▶ PROBLEM REQUIREMENTS
In the data, extract each line that holds the string "坚持人民至上".

[start]

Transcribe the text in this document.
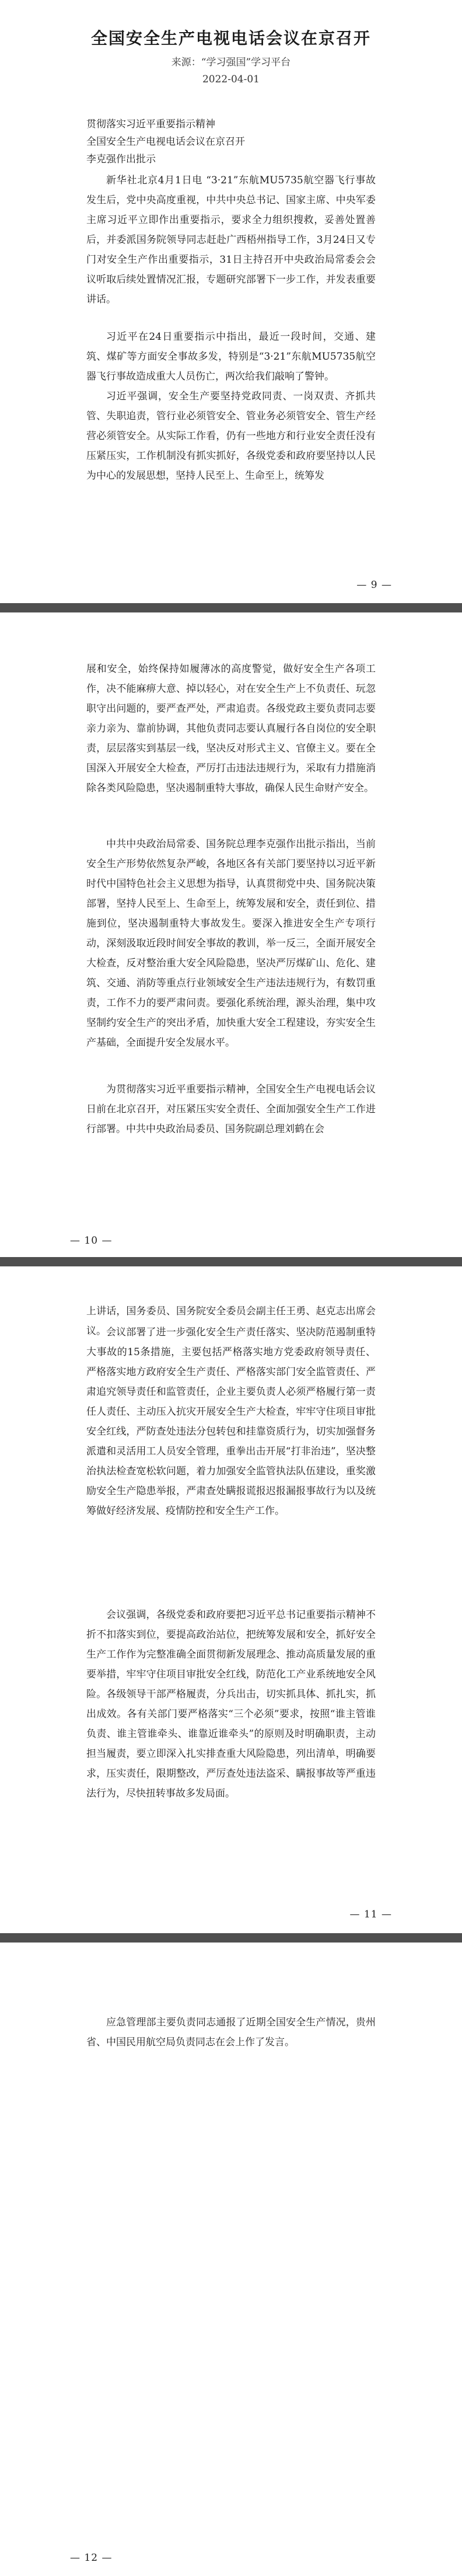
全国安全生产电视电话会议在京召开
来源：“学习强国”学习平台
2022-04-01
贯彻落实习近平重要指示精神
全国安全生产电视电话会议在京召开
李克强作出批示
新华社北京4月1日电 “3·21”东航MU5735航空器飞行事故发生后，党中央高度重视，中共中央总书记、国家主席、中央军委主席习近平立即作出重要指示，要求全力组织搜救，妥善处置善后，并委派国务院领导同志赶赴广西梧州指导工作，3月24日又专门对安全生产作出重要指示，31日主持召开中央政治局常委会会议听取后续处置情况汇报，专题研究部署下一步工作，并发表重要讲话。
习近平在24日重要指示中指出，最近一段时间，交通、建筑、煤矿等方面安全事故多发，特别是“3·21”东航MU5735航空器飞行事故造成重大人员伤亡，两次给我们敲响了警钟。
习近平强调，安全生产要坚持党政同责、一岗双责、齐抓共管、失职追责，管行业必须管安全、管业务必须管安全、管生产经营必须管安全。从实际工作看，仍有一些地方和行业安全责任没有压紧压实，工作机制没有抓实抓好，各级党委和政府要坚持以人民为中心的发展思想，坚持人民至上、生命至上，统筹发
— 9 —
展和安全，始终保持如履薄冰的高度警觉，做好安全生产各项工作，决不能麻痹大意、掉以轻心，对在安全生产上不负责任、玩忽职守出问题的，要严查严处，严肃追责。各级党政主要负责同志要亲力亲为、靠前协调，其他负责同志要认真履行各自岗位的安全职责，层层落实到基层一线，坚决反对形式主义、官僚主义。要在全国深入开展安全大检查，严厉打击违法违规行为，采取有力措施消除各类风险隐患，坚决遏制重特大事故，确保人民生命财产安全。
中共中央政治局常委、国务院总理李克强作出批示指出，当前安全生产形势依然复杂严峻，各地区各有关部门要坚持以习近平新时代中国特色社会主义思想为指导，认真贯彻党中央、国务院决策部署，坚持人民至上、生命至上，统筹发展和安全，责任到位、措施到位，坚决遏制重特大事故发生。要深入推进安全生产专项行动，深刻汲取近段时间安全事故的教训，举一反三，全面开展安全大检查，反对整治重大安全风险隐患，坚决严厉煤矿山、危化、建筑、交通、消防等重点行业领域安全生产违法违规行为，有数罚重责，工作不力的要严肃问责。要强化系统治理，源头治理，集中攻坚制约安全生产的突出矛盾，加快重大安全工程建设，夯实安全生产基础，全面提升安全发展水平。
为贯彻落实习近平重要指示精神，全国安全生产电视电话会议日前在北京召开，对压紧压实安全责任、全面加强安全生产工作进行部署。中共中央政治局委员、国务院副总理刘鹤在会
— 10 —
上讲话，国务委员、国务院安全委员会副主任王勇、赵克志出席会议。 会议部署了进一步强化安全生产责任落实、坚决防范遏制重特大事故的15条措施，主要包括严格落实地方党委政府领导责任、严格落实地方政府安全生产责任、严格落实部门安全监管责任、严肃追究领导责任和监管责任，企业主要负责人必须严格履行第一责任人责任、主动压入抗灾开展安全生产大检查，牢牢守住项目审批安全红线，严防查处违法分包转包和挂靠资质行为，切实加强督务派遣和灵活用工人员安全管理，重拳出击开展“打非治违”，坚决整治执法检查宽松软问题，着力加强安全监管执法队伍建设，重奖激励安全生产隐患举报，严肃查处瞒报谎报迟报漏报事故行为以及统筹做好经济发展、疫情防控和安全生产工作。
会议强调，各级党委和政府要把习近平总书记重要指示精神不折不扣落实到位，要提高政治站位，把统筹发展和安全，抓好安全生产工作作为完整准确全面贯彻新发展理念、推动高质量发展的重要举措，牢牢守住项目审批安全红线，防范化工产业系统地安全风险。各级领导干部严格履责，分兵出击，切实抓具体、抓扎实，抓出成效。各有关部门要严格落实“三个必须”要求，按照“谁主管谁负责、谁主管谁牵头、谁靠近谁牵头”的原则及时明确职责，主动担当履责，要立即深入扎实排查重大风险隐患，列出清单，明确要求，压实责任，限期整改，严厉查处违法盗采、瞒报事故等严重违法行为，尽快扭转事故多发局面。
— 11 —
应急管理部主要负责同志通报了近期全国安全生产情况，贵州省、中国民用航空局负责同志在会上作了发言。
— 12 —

[end]
[start]

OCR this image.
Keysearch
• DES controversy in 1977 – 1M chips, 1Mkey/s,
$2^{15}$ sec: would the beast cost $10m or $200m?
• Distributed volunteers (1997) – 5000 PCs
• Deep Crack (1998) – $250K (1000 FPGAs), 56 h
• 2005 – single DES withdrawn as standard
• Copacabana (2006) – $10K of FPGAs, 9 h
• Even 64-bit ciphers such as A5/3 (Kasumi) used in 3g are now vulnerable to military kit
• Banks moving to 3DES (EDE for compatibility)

[end]

▶ EXERCISE RESPONSE
习近平强调，安全生产要坚持党政同责、一岗双责、齐抓共管、失职追责，管行业必须管安全、管业务必须管安全、管生产经营必须管安全。从实际工作看，仍有一些地方和行业安全责任没有压紧压实，工作机制没有抓实抓好，各级党委和政府要坚持以人民为中心的发展思想，坚持人民至上、生命至上，统筹发
中共中央政治局常委、国务院总理李克强作出批示指出，当前安全生产形势依然复杂严峻，各地区各有关部门要坚持以习近平新时代中国特色社会主义思想为指导，认真贯彻党中央、国务院决策部署，坚持人民至上、生命至上，统筹发展和安全，责任到位、措施到位，坚决遏制重特大事故发生。要深入推进安全生产专项行动，深刻汲取近段时间安全事故的教训，举一反三，全面开展安全大检查，反对整治重大安全风险隐患，坚决严厉煤矿山、危化、建筑、交通、消防等重点行业领域安全生产违法违规行为，有数罚重责，工作不力的要严肃问责。要强化系统治理，源头治理，集中攻坚制约安全生产的突出矛盾，加快重大安全工程建设，夯实安全生产基础，全面提升安全发展水平。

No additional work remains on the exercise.